[Part of a data file]
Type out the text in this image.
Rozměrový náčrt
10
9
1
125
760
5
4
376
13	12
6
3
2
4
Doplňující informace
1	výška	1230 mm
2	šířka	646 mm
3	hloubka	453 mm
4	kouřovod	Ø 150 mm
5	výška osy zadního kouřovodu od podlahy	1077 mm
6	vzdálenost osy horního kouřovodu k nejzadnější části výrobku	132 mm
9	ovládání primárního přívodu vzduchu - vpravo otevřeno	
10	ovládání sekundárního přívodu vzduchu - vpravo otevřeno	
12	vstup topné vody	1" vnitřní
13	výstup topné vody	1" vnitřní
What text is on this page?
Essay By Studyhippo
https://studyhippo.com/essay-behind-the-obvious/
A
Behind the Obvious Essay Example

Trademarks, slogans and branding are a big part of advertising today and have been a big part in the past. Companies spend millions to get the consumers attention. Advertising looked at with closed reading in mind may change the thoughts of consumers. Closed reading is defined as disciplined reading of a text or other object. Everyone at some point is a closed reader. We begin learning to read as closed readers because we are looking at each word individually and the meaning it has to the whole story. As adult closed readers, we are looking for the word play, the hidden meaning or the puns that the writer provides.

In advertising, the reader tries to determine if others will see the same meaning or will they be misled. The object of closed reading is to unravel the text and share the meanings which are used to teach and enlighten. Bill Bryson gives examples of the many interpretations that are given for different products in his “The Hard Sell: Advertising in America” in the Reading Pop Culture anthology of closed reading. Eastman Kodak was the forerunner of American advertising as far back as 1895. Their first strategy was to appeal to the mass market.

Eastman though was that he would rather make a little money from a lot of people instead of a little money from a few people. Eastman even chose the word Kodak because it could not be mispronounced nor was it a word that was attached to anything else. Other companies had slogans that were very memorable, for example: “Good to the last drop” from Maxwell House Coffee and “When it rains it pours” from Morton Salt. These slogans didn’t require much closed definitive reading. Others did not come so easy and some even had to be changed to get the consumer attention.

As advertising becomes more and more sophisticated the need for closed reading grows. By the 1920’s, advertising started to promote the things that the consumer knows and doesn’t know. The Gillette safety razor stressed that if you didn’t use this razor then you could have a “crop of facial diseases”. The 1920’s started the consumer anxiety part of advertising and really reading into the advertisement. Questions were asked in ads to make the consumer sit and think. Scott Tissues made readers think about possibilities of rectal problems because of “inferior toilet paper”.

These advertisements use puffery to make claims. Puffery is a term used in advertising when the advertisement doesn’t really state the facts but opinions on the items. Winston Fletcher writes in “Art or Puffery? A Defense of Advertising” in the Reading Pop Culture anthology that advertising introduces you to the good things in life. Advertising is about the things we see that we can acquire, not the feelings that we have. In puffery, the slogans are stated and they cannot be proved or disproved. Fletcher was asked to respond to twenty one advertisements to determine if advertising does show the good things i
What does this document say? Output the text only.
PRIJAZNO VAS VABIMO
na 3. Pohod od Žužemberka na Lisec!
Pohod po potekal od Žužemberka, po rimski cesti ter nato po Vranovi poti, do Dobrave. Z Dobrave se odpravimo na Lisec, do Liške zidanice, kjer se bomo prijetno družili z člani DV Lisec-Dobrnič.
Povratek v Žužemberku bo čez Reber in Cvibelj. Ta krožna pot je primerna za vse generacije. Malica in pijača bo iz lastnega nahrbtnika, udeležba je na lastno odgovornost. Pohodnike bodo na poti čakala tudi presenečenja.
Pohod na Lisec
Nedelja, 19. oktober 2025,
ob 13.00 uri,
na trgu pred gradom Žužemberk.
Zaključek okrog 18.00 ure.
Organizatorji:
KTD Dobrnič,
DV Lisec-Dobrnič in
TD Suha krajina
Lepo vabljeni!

■ DIRECTIONS FOR THIS TASK
Retype the listing above in full, with no alterations.

■ OUTPUT
Type out the text in this image.
Rozměrový náčrt
10
9
1
125
760
5
4
376
13	12
6
3
2
4
Doplňující informace
1	výška	1230 mm
2	šířka	646 mm
3	hloubka	453 mm
4	kouřovod	Ø 150 mm
5	výška osy zadního kouřovodu od podlahy	1077 mm
6	vzdálenost osy horního kouřovodu k nejzadnější části výrobku	132 mm
9	ovládání primárního přívodu vzduchu - vpravo otevřeno	
10	ovládání sekundárního přívodu vzduchu - vpravo otevřeno	
12	vstup topné vody	1" vnitřní
13	výstup topné vody	1" vnitřní
What text is on this page?
Essay By Studyhippo
https://studyhippo.com/essay-behind-the-obvious/
A
Behind the Obvious Essay Example

Trademarks, slogans and branding are a big part of advertising today and have been a big part in the past. Companies spend millions to get the consumers attention. Advertising looked at with closed reading in mind may change the thoughts of consumers. Closed reading is defined as disciplined reading of a text or other object. Everyone at some point is a closed reader. We begin learning to read as closed readers because we are looking at each word individually and the meaning it has to the whole story. As adult closed readers, we are looking for the word play, the hidden meaning or the puns that the writer provides.

In advertising, the reader tries to determine if others will see the same meaning or will they be misled. The object of closed reading is to unravel the text and share the meanings which are used to teach and enlighten. Bill Bryson gives examples of the many interpretations that are given for different products in his “The Hard Sell: Advertising in America” in the Reading Pop Culture anthology of closed reading. Eastman Kodak was the forerunner of American advertising as far back as 1895. Their first strategy was to appeal to the mass market.

Eastman though was that he would rather make a little money from a lot of people instead of a little money from a few people. Eastman even chose the word Kodak because it could not be mispronounced nor was it a word that was attached to anything else. Other companies had slogans that were very memorable, for example: “Good to the last drop” from Maxwell House Coffee and “When it rains it pours” from Morton Salt. These slogans didn’t require much closed definitive reading. Others did not come so easy and some even had to be changed to get the consumer attention.

As advertising becomes more and more sophisticated the need for closed reading grows. By the 1920’s, advertising started to promote the things that the consumer knows and doesn’t know. The Gillette safety razor stressed that if you didn’t use this razor then you could have a “crop of facial diseases”. The 1920’s started the consumer anxiety part of advertising and really reading into the advertisement. Questions were asked in ads to make the consumer sit and think. Scott Tissues made readers think about possibilities of rectal problems because of “inferior toilet paper”.

These advertisements use puffery to make claims. Puffery is a term used in advertising when the advertisement doesn’t really state the facts but opinions on the items. Winston Fletcher writes in “Art or Puffery? A Defense of Advertising” in the Reading Pop Culture anthology that advertising introduces you to the good things in life. Advertising is about the things we see that we can acquire, not the feelings that we have. In puffery, the slogans are stated and they cannot be proved or disproved. Fletcher was asked to respond to twenty one advertisements to determine if advertising does show the good things i
What does this document say? Output the text only.
PRIJAZNO VAS VABIMO
na 3. Pohod od Žužemberka na Lisec!
Pohod po potekal od Žužemberka, po rimski cesti ter nato po Vranovi poti, do Dobrave. Z Dobrave se odpravimo na Lisec, do Liške zidanice, kjer se bomo prijetno družili z člani DV Lisec-Dobrnič.
Povratek v Žužemberku bo čez Reber in Cvibelj. Ta krožna pot je primerna za vse generacije. Malica in pijača bo iz lastnega nahrbtnika, udeležba je na lastno odgovornost. Pohodnike bodo na poti čakala tudi presenečenja.
Pohod na Lisec
Nedelja, 19. oktober 2025,
ob 13.00 uri,
na trgu pred gradom Žužemberk.
Zaključek okrog 18.00 ure.
Organizatorji:
KTD Dobrnič,
DV Lisec-Dobrnič in
TD Suha krajina
Lepo vabljeni!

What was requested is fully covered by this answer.